Exercise inputs |

::::::::

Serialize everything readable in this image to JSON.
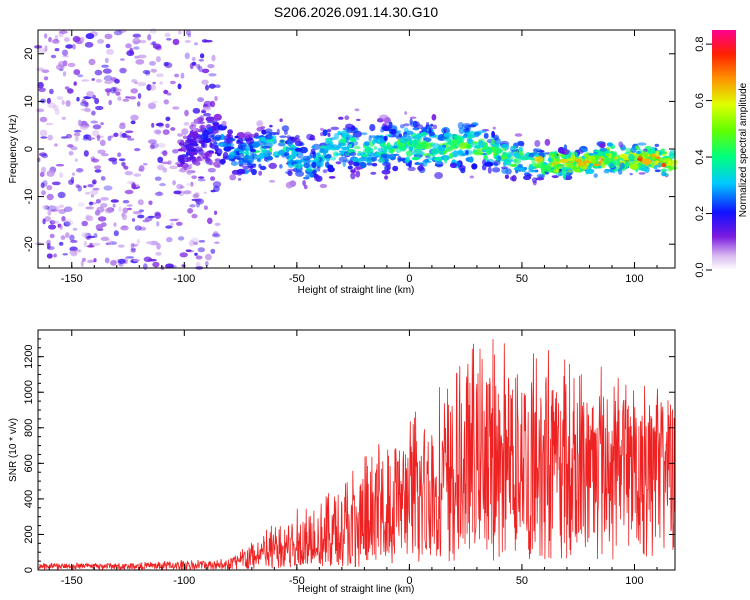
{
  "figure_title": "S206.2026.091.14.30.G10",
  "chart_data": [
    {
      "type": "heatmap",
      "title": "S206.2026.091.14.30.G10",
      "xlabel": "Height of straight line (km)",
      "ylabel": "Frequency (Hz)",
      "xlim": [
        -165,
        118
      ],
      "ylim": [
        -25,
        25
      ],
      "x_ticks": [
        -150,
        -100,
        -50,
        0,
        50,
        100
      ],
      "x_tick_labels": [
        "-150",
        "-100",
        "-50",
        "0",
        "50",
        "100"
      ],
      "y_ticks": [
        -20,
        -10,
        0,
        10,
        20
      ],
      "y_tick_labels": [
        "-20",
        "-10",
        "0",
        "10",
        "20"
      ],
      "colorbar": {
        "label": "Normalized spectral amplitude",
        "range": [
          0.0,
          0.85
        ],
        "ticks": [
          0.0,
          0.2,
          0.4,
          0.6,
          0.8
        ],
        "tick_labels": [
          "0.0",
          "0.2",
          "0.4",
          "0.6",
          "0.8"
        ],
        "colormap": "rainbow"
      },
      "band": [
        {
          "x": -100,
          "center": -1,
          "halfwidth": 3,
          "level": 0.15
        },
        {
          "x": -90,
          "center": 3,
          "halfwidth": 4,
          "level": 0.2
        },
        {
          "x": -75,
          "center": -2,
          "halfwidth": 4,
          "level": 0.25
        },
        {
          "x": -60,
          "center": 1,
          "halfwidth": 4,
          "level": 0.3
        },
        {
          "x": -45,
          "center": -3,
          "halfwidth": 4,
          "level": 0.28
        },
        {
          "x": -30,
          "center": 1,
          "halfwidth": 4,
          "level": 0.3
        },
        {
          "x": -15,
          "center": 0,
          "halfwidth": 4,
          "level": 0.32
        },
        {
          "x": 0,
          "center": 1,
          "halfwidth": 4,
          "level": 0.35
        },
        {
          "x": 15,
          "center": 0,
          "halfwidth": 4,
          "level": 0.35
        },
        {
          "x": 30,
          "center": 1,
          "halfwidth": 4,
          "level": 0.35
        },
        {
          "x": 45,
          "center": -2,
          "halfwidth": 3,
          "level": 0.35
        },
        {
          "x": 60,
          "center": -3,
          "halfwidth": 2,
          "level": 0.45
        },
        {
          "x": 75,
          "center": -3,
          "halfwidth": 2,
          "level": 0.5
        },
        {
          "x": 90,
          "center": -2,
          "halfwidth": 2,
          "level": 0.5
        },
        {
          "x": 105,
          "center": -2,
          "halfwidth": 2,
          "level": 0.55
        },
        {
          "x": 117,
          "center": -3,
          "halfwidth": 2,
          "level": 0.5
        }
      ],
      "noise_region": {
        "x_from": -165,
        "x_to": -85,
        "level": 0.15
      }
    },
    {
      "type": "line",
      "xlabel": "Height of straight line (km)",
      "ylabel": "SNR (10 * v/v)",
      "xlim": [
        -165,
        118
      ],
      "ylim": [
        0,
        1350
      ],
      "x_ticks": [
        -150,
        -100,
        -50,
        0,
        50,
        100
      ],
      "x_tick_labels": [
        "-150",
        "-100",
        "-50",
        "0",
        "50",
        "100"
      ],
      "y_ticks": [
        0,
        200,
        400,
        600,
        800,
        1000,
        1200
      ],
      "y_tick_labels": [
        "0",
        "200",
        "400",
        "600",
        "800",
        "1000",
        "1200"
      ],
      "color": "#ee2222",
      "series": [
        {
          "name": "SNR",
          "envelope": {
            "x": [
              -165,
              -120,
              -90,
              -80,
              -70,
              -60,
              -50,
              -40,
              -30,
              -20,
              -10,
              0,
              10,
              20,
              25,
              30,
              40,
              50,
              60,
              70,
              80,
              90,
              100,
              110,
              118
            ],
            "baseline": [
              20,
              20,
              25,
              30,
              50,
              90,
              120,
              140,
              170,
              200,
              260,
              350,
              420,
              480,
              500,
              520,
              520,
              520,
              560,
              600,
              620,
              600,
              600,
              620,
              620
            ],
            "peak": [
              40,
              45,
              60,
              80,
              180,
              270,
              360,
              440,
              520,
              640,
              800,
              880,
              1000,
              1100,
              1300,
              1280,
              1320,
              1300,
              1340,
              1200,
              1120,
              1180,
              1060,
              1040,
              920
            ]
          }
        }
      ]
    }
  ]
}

::::::::

Request |
The records above are to be quoted exactly, with all pictures left out.

Expected answer |
Serialize everything readable in this image to JSON.
{
  "figure_title": "S206.2026.091.14.30.G10",
  "chart_data": [
    {
      "type": "heatmap",
      "title": "S206.2026.091.14.30.G10",
      "xlabel": "Height of straight line (km)",
      "ylabel": "Frequency (Hz)",
      "xlim": [
        -165,
        118
      ],
      "ylim": [
        -25,
        25
      ],
      "x_ticks": [
        -150,
        -100,
        -50,
        0,
        50,
        100
      ],
      "x_tick_labels": [
        "-150",
        "-100",
        "-50",
        "0",
        "50",
        "100"
      ],
      "y_ticks": [
        -20,
        -10,
        0,
        10,
        20
      ],
      "y_tick_labels": [
        "-20",
        "-10",
        "0",
        "10",
        "20"
      ],
      "colorbar": {
        "label": "Normalized spectral amplitude",
        "range": [
          0.0,
          0.85
        ],
        "ticks": [
          0.0,
          0.2,
          0.4,
          0.6,
          0.8
        ],
        "tick_labels": [
          "0.0",
          "0.2",
          "0.4",
          "0.6",
          "0.8"
        ],
        "colormap": "rainbow"
      },
      "band": [
        {
          "x": -100,
          "center": -1,
          "halfwidth": 3,
          "level": 0.15
        },
        {
          "x": -90,
          "center": 3,
          "halfwidth": 4,
          "level": 0.2
        },
        {
          "x": -75,
          "center": -2,
          "halfwidth": 4,
          "level": 0.25
        },
        {
          "x": -60,
          "center": 1,
          "halfwidth": 4,
          "level": 0.3
        },
        {
          "x": -45,
          "center": -3,
          "halfwidth": 4,
          "level": 0.28
        },
        {
          "x": -30,
          "center": 1,
          "halfwidth": 4,
          "level": 0.3
        },
        {
          "x": -15,
          "center": 0,
          "halfwidth": 4,
          "level": 0.32
        },
        {
          "x": 0,
          "center": 1,
          "halfwidth": 4,
          "level": 0.35
        },
        {
          "x": 15,
          "center": 0,
          "halfwidth": 4,
          "level": 0.35
        },
        {
          "x": 30,
          "center": 1,
          "halfwidth": 4,
          "level": 0.35
        },
        {
          "x": 45,
          "center": -2,
          "halfwidth": 3,
          "level": 0.35
        },
        {
          "x": 60,
          "center": -3,
          "halfwidth": 2,
          "level": 0.45
        },
        {
          "x": 75,
          "center": -3,
          "halfwidth": 2,
          "level": 0.5
        },
        {
          "x": 90,
          "center": -2,
          "halfwidth": 2,
          "level": 0.5
        },
        {
          "x": 105,
          "center": -2,
          "halfwidth": 2,
          "level": 0.55
        },
        {
          "x": 117,
          "center": -3,
          "halfwidth": 2,
          "level": 0.5
        }
      ],
      "noise_region": {
        "x_from": -165,
        "x_to": -85,
        "level": 0.15
      }
    },
    {
      "type": "line",
      "xlabel": "Height of straight line (km)",
      "ylabel": "SNR (10 * v/v)",
      "xlim": [
        -165,
        118
      ],
      "ylim": [
        0,
        1350
      ],
      "x_ticks": [
        -150,
        -100,
        -50,
        0,
        50,
        100
      ],
      "x_tick_labels": [
        "-150",
        "-100",
        "-50",
        "0",
        "50",
        "100"
      ],
      "y_ticks": [
        0,
        200,
        400,
        600,
        800,
        1000,
        1200
      ],
      "y_tick_labels": [
        "0",
        "200",
        "400",
        "600",
        "800",
        "1000",
        "1200"
      ],
      "color": "#ee2222",
      "series": [
        {
          "name": "SNR",
          "envelope": {
            "x": [
              -165,
              -120,
              -90,
              -80,
              -70,
              -60,
              -50,
              -40,
              -30,
              -20,
              -10,
              0,
              10,
              20,
              25,
              30,
              40,
              50,
              60,
              70,
              80,
              90,
              100,
              110,
              118
            ],
            "baseline": [
              20,
              20,
              25,
              30,
              50,
              90,
              120,
              140,
              170,
              200,
              260,
              350,
              420,
              480,
              500,
              520,
              520,
              520,
              560,
              600,
              620,
              600,
              600,
              620,
              620
            ],
            "peak": [
              40,
              45,
              60,
              80,
              180,
              270,
              360,
              440,
              520,
              640,
              800,
              880,
              1000,
              1100,
              1300,
              1280,
              1320,
              1300,
              1340,
              1200,
              1120,
              1180,
              1060,
              1040,
              920
            ]
          }
        }
      ]
    }
  ]
}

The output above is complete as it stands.